| TEXT EXTRACT |
• • • • •

1. A fluid dispensing device (10) comprising:

(a) a spool valve (30) within a dispenser housing (20), the spool valve comprising a spool (40) within a spool housing (24), the spool housing comprising a spool wall (50) around the spool housing with at least one entrance opening (52) and at least one exit opening (54) defined through the spool wall;

(b) an entrance channel (22) in the dispenser housing proximate to the entrance opening in the spool wall;

(c) a force applying element (60) within the entrance channel, where the force applying element applies force against the spool wall around the entrance opening, the force applying element being generally cylindrical with opposing entrance (62) and exit (64) ends with the exit end most proximate to the spool wall; and

(d) a hose adapter fitting (70) that has opposing entrance (72) and exit (74) ends, where the entrance end extends out from the dispenser housing and the exit end extends into the entrance channel and is in contact with the force applying element, wherein the hose adapter fitting defines a flow passage (76) extending through it from entrance end to exit end; and

wherein there is fluid communication all the way through the flow passage of the hose adapter fitting into and through the force applying element and into an entrance opening in the spool wall; and wherein the force applying element defines a tortuous flow path through which fluid must travel to go through the force applying element from entrance end through exit end;

characterized in that the hose adapter fitting applies force to the spool wall through the force applying element such that the spool wall deflects against the spool when the force is applied,

or at least one entrance opening through the spool wall has a nib (56) around it that protrudes towards and contacts the force applying element and against which the force applying element applies force to the spool wall.

2. The fluid dispensing device of Claim 1, wherein the force applying element is a separate piece from the hose adapter fitting.

3. The fluid dispensing device of Claim 1, the device having two or more entrance openings through the spool wall, and separate entrance channels in the dispenser housing opening to one of the entrance openings in the spool wall and each entrance channel having a force applying element and a hose adapter fitting inserted therein.

4. The fluid dispensing device of any one previous claim, wherein the force applying element comprises an entrance end plate (66) and an exit end plate (68) each having a larger diameter (D) than the rest of the force applying element and having a hole extending all the way through their thickness, a porous basket element (600) attached to and extending between the entrance end plate and exit end plate with the porous basket element spaced apart from the exit end plate, and a barrier (700) that prevents linear flow through the entrance end plate through the porous basket element and through the exit end plate but rather forces generally radial flow out from the porous basket element and around the barrier to reach the hole through the exit end plate.

• • • • •

| DATA |
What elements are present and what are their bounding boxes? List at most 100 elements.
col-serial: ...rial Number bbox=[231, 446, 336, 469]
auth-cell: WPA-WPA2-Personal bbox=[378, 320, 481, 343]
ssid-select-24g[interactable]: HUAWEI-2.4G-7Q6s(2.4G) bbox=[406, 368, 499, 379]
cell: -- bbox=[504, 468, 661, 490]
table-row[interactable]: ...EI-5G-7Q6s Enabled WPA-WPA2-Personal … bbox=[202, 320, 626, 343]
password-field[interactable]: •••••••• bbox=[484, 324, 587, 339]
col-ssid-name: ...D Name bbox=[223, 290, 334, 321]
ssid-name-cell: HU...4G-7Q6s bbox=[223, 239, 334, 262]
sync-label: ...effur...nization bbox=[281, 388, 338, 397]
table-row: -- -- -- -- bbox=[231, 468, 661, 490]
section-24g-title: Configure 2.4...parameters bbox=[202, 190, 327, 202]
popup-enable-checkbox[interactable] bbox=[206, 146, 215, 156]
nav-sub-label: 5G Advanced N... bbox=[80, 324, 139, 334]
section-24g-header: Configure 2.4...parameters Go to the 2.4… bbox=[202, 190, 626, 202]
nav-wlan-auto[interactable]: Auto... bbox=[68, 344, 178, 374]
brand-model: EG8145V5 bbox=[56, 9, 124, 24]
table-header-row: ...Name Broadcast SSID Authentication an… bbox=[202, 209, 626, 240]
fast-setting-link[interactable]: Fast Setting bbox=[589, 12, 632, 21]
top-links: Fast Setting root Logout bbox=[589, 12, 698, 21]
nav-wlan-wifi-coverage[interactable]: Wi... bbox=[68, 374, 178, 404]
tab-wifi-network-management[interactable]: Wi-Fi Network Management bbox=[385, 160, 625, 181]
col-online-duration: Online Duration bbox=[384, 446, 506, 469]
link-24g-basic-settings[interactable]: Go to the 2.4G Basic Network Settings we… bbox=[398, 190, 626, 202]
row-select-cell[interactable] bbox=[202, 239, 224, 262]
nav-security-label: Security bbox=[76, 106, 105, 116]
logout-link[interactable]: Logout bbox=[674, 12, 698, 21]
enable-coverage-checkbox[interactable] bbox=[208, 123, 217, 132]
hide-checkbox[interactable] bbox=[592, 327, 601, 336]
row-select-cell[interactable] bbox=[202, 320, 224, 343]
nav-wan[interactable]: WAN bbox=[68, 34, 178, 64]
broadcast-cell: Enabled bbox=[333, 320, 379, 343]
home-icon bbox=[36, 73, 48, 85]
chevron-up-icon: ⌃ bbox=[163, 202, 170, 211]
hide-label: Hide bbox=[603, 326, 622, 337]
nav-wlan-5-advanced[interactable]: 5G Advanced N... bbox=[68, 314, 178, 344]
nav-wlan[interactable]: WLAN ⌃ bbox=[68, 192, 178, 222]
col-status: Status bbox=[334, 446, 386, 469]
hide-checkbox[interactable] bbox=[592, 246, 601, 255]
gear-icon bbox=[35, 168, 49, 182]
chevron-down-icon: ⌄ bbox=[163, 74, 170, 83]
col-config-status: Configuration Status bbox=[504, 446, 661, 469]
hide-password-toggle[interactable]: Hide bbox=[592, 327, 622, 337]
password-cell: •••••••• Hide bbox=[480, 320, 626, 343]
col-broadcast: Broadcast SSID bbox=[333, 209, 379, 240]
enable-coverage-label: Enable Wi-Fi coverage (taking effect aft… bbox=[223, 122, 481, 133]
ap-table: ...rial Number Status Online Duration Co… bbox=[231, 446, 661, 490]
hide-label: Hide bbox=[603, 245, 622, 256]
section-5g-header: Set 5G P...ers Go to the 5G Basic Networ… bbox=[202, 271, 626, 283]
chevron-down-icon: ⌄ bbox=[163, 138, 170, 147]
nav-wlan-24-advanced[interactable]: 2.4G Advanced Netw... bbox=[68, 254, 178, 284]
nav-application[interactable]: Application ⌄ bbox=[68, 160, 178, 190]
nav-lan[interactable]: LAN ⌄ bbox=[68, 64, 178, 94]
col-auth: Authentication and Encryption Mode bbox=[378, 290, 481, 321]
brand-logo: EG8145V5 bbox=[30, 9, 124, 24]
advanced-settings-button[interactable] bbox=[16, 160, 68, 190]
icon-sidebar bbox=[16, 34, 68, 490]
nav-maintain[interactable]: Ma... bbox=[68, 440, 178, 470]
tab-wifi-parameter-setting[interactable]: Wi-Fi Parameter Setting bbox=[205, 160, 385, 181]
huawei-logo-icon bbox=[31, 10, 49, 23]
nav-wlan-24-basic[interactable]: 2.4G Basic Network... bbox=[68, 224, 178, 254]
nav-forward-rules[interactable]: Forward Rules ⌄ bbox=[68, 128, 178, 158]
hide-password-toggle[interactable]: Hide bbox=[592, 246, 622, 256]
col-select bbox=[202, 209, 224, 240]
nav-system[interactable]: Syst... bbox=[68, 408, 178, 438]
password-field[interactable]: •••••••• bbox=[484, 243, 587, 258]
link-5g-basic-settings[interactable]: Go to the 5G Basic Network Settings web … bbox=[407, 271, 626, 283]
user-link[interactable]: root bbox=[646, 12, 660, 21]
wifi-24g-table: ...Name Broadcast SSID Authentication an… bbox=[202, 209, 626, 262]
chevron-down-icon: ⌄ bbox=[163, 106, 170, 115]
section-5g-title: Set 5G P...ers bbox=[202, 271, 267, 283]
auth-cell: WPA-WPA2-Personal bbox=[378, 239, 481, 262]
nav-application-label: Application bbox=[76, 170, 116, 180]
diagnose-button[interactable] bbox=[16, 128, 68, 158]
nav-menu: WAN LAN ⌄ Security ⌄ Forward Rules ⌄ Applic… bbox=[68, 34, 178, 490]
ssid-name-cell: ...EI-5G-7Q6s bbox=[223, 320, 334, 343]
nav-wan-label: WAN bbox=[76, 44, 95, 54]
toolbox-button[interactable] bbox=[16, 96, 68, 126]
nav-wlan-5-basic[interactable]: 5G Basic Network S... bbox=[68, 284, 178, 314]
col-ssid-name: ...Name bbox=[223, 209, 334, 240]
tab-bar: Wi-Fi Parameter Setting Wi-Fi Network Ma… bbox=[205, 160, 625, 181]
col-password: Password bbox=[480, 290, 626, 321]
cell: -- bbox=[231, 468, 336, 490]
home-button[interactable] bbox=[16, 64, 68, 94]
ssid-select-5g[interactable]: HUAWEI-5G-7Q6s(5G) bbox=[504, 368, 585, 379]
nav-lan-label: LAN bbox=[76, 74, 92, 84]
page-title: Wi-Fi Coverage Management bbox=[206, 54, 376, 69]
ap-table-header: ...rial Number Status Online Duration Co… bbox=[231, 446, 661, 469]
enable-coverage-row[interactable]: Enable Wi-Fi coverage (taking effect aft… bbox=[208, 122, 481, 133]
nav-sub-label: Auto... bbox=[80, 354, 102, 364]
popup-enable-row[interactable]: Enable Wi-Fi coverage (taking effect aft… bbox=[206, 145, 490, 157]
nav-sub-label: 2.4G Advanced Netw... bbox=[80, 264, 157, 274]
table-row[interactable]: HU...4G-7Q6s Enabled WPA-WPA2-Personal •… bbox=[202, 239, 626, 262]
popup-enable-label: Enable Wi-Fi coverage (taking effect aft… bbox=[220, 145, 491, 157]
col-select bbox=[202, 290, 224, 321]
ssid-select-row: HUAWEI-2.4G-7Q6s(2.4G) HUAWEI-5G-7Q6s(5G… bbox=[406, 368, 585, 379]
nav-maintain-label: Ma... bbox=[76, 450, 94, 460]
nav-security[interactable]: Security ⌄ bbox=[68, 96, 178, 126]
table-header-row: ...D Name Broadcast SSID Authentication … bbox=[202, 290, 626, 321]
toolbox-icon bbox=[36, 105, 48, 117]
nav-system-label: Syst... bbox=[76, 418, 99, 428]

• • • • •

| THE REQUEST |
In the fluid dispensing device text, what does the force applying element define that fluid must travel through? Please answer in a single sentence.

| WRITTEN RESPONSE |
The force applying element defines a tortuous flow path that fluid must travel through to go from its entrance end through its exit end.